[Saved entries]
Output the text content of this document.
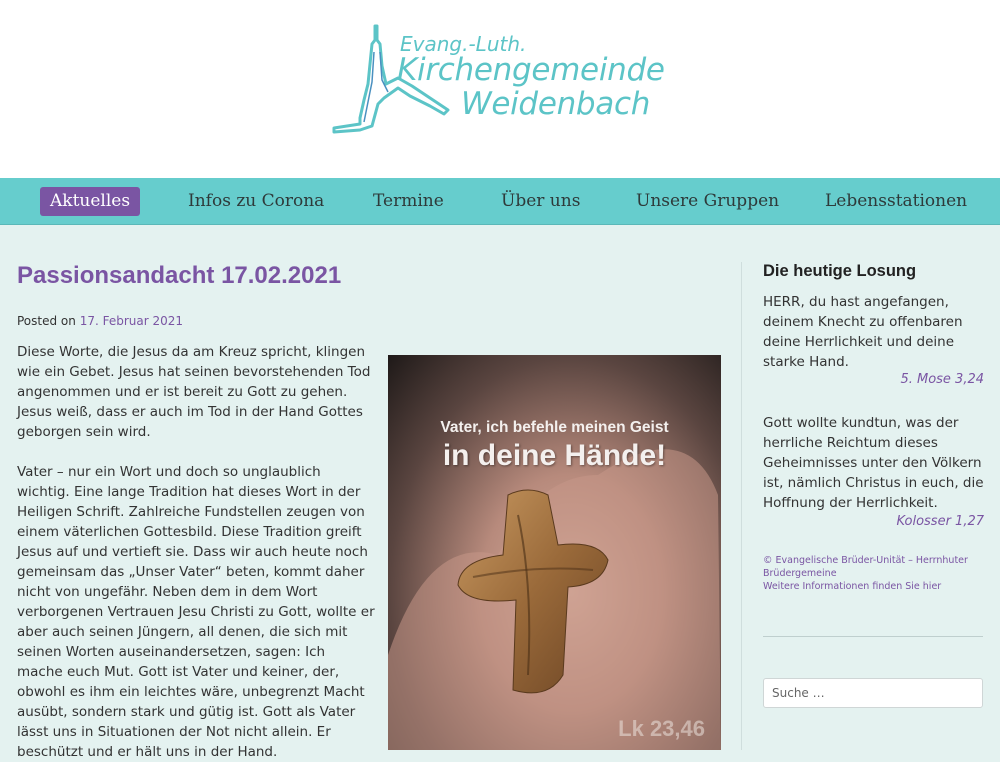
Evang.-Luth.
Kirchengemeinde
Weidenbach
Aktuelles	Infos zu Corona	Termine	Über uns	Unsere Gruppen	Lebensstationen
Passionsandacht 17.02.2021
Posted on 17. Februar 2021

Diese Worte, die Jesus da am Kreuz spricht, klingen wie ein Gebet. Jesus hat seinen bevorstehenden Tod angenommen und er ist bereit zu Gott zu gehen. Jesus weiß, dass er auch im Tod in der Hand Gottes geborgen sein wird.

Vater – nur ein Wort und doch so unglaublich wichtig. Eine lange Tradition hat dieses Wort in der Heiligen Schrift. Zahlreiche Fundstellen zeugen von einem väterlichen Gottesbild. Diese Tradition greift Jesus auf und vertieft sie. Dass wir auch heute noch gemeinsam das „Unser Vater“ beten, kommt daher nicht von ungefähr. Neben dem in dem Wort verborgenen Vertrauen Jesu Christi zu Gott, wollte er aber auch seinen Jüngern, all denen, die sich mit seinen Worten auseinandersetzen, sagen: Ich mache euch Mut. Gott ist Vater und keiner, der, obwohl es ihm ein leichtes wäre, unbegrenzt Macht ausübt, sondern stark und gütig ist. Gott als Vater lässt uns in Situationen der Not nicht allein. Er beschützt und er hält uns in der Hand.

Vater, ich befehle meinen Geist
in deine Hände!
Lk 23,46
Die heutige Losung

HERR, du hast angefangen, deinem Knecht zu offenbaren deine Herrlichkeit und deine starke Hand.

5. Mose 3,24

Gott wollte kundtun, was der herrliche Reichtum dieses Geheimnisses unter den Völkern ist, nämlich Christus in euch, die Hoffnung der Herrlichkeit.

Kolosser 1,27
© Evangelische Brüder-Unität – Herrnhuter Brüdergemeine
Weitere Informationen finden Sie hier
Suche …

--- About this task ---
Where a line of the records has the string "dieses", return that line.

--- Problem solution ---
Vater – nur ein Wort und doch so unglaublich wichtig. Eine lange Tradition hat dieses Wort in der Heiligen Schrift. Zahlreiche Fundstellen zeugen von einem väterlichen Gottesbild. Diese Tradition greift Jesus auf und vertieft sie. Dass wir auch heute noch gemeinsam das „Unser Vater“ beten, kommt daher nicht von ungefähr. Neben dem in dem Wort verborgenen Vertrauen Jesu Christi zu Gott, wollte er aber auch seinen Jüngern, all denen, die sich mit seinen Worten auseinandersetzen, sagen: Ich mache euch Mut. Gott ist Vater und keiner, der, obwohl es ihm ein leichtes wäre, unbegrenzt Macht ausübt, sondern stark und gütig ist. Gott als Vater lässt uns in Situationen der Not nicht allein. Er beschützt und er hält uns in der Hand.
Gott wollte kundtun, was der herrliche Reichtum dieses Geheimnisses unter den Völkern ist, nämlich Christus in euch, die Hoffnung der Herrlichkeit.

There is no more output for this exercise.